◆ Excerpt to read
==*==

The Gerrish Warehouse was a historic 18th-century warehouse, located on Pepperrell Cove in Kittery Point, Maine. Built c. 1710, it was one element of the Pepperrell family's shipping empire, notably run in the mid-18th century by Sir William Pepperrell. Converted into a ship chandlery in the 19th century, it was sold to the Maine Maritime Museum in 1976, and was added to the National Register of Historic Places in 1977. The museum's plan to move the building by barge to a new location was judged infeasible, and it was subsequently demolished after the museum had recovered its contents. It was removed from the National Register in 2015.

==Description and history==
The Gerrish Warehouse was located on the southern shore of Kittery Point, off Pepperrell Road (Maine State Route 103) just beyond the cemetery of the First Congregational Church. The building was a 2-1/2 story wood frame structure, with a gable roof, clapboard siding, and a stone foundation, and measured about 35 × 45 ft. It had large doors at its northern and southern facades, the south (water-facing) ones of simple boards, those facing north paneled. It had sash windows, with interior shutters that slid into place. Its floors consisted of plain floorboards, with access to the upper level gained by ladder stairs.

==*==

◆ Written request
Resume the Gerrish Warehouse article, picking up after its last sentence.

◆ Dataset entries
==*==

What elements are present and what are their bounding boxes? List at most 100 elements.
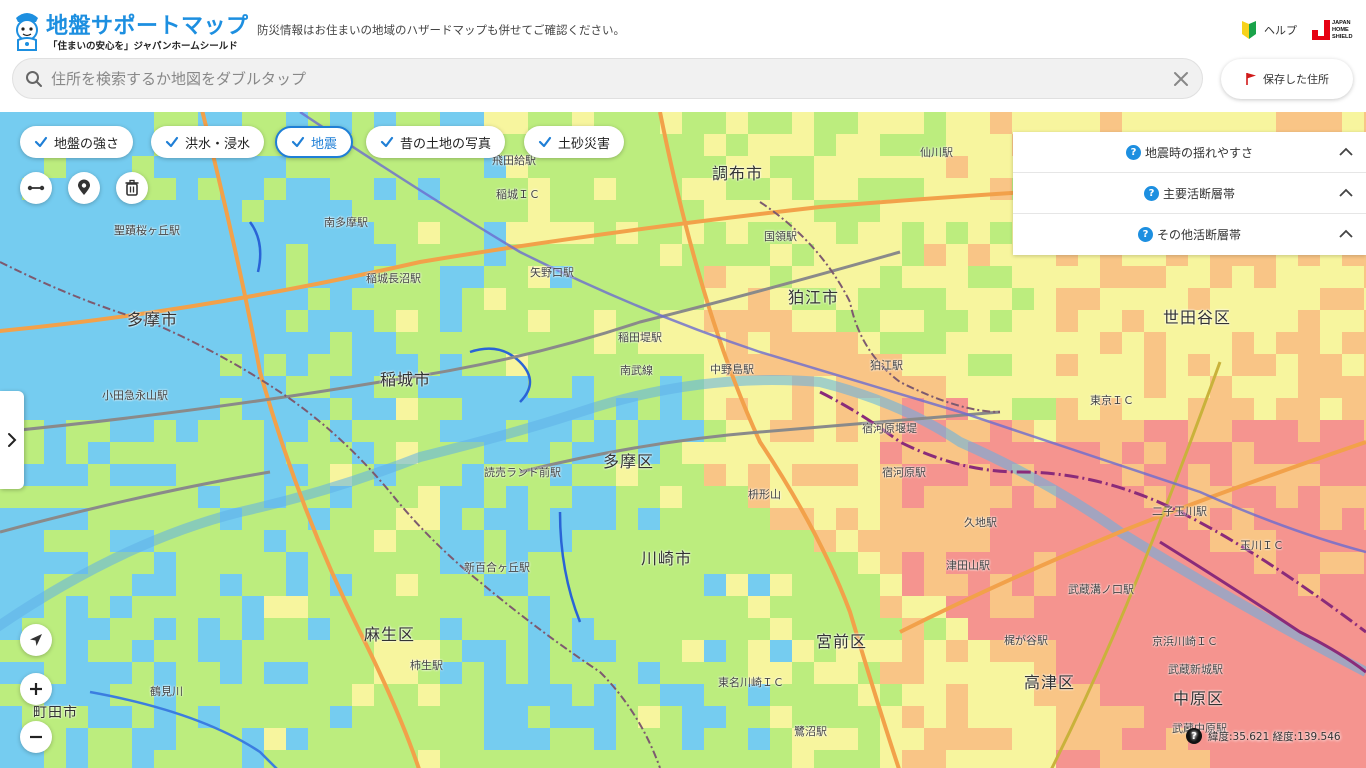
hazard-grid-cell [550, 596, 572, 618]
hazard-grid-cell [1100, 486, 1122, 508]
jhs-logo-text-1: JAPAN [1332, 20, 1351, 26]
zoom-out-button[interactable] [20, 721, 52, 753]
hazard-grid-cell [1188, 596, 1210, 618]
hazard-grid-cell [1232, 310, 1254, 332]
layer-chip-earthquake[interactable]: 地震 [275, 126, 354, 158]
hazard-grid-cell [946, 530, 968, 552]
layer-chip-old-photos[interactable]: 昔の土地の写真 [366, 126, 506, 158]
chevron-up-icon[interactable] [1338, 145, 1354, 159]
hazard-grid-cell [1232, 266, 1254, 288]
zoom-in-button[interactable] [20, 673, 52, 705]
map-label-sengawa: 仙川駅 [920, 146, 953, 159]
hazard-grid-cell [1012, 530, 1034, 552]
hazard-grid-cell [462, 662, 484, 684]
hazard-grid-cell [924, 662, 946, 684]
hazard-grid-cell [792, 156, 814, 178]
legend-row-major-faults[interactable]: ? 主要活断層帯 [1013, 173, 1366, 214]
hazard-grid-cell [836, 442, 858, 464]
hazard-grid-cell [1100, 684, 1122, 706]
hazard-grid-cell [902, 486, 924, 508]
hazard-grid-cell [418, 222, 440, 244]
hazard-grid-cell [440, 574, 462, 596]
help-question-icon[interactable]: ? [1137, 227, 1153, 242]
hazard-grid-cell [220, 464, 242, 486]
hazard-grid-cell [396, 420, 418, 442]
map-label-setagaya: 世田谷区 [1163, 308, 1232, 327]
hazard-grid-cell [1320, 420, 1342, 442]
hazard-grid-cell [1166, 574, 1188, 596]
hazard-grid-cell [748, 464, 770, 486]
hazard-grid-cell [396, 530, 418, 552]
hazard-grid-cell [66, 530, 88, 552]
help-link[interactable]: ヘルプ [1240, 19, 1297, 41]
help-question-icon[interactable]: ? [1143, 185, 1159, 201]
hazard-grid-cell [1320, 266, 1342, 288]
hazard-grid-cell [352, 508, 374, 530]
hazard-grid-cell [132, 750, 154, 768]
layer-chip-landslide[interactable]: 土砂災害 [524, 126, 625, 158]
hazard-grid-cell [528, 728, 550, 750]
hazard-grid-cell [1342, 420, 1364, 442]
hazard-grid-cell [88, 618, 110, 640]
hazard-grid-cell [792, 420, 814, 442]
hazard-grid-cell [1320, 464, 1342, 486]
hazard-grid-cell [462, 398, 484, 420]
hazard-grid-cell [1320, 508, 1342, 530]
hazard-grid-cell [22, 288, 44, 310]
hazard-grid-cell [110, 750, 132, 768]
hazard-grid-cell [880, 178, 902, 200]
layer-chip-flood[interactable]: 洪水・浸水 [151, 126, 265, 158]
hazard-grid-cell [418, 750, 440, 768]
app-logo[interactable]: 地盤サポートマップ 「住まいの安心を」ジャパンホームシールド [10, 8, 248, 54]
hazard-grid-cell [1012, 332, 1034, 354]
hazard-grid-cell [748, 552, 770, 574]
saved-addresses-button[interactable]: 保存した住所 [1221, 59, 1353, 99]
help-question-icon[interactable]: ? [1125, 144, 1141, 160]
hazard-grid-cell [44, 398, 66, 420]
hazard-grid-cell [1100, 354, 1122, 376]
hazard-grid-cell [594, 486, 616, 508]
hazard-grid-cell [1254, 266, 1276, 288]
hazard-grid-cell [770, 332, 792, 354]
hazard-grid-cell [264, 728, 286, 750]
logo-subtitle: 「住まいの安心を」ジャパンホームシールド [48, 41, 238, 52]
hazard-grid-cell [836, 552, 858, 574]
layer-chip-ground-strength[interactable]: 地盤の強さ [20, 126, 134, 158]
legend-row-shaking[interactable]: ? 地震時の揺れやすさ [1013, 132, 1366, 173]
hazard-grid-cell [968, 244, 990, 266]
hazard-grid-cell [352, 750, 374, 768]
hazard-grid-cell [880, 508, 902, 530]
chevron-up-icon[interactable] [1338, 186, 1354, 200]
search-input[interactable] [51, 59, 1151, 98]
hazard-grid-cell [1056, 354, 1078, 376]
hazard-grid-cell [220, 530, 242, 552]
hazard-grid-cell [396, 332, 418, 354]
hazard-grid-cell [1078, 552, 1100, 574]
measure-button[interactable] [20, 172, 52, 204]
hazard-grid-cell [770, 706, 792, 728]
delete-button[interactable] [116, 172, 148, 204]
hazard-grid-cell [726, 464, 748, 486]
hazard-grid-cell [1298, 662, 1320, 684]
clear-icon[interactable] [1172, 70, 1190, 88]
hazard-grid-cell [924, 618, 946, 640]
hazard-grid-cell [440, 464, 462, 486]
hazard-grid-cell [44, 750, 66, 768]
chevron-up-icon[interactable] [1338, 227, 1354, 241]
map-label-shukugawara-weir: 宿河原堰堤 [862, 422, 917, 435]
hazard-grid-cell [308, 596, 330, 618]
search-icon[interactable] [25, 70, 43, 88]
hazard-grid-cell [440, 288, 462, 310]
current-location-button[interactable] [20, 624, 52, 656]
pin-button[interactable] [68, 172, 100, 204]
hazard-grid-cell [946, 288, 968, 310]
help-question-icon[interactable]: ? [1186, 728, 1202, 744]
hazard-grid-cell [506, 530, 528, 552]
hazard-grid-cell [726, 112, 748, 134]
side-panel-toggle[interactable] [0, 391, 24, 489]
hazard-grid-cell [616, 552, 638, 574]
hazard-grid-cell [66, 750, 88, 768]
hazard-grid-cell [726, 728, 748, 750]
hazard-grid-cell [286, 332, 308, 354]
legend-row-other-faults[interactable]: ? その他活断層帯 [1013, 214, 1366, 255]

==*==

◆ Output for this task
The warehouse was built c. 1710, and was one part of the large shipping empire of the Pepperrell family, whose most famous member was Sir William Pepperrell, who led colonial military forces in the successful 1745 Siege of Louisbourg and was knighted for this success. Pepperrell's descendants, Loyalists during the American Revolutionary War, had their properties seized by the state and sold off. In 1797 the warehouse came into the hands of Robert Follett, whose daughter married William Thompson Gerrish. The Gerrishes converted the building into a ship chandlery, finally selling it to the Maine Maritime Museum in 1976. Although the museum developed plans to move the building to a more secure location (its foundation was being undermined by tidal erosion), these plans were not realized, and the building was subsequently demolished; its contents remain at the museum's location in Bath.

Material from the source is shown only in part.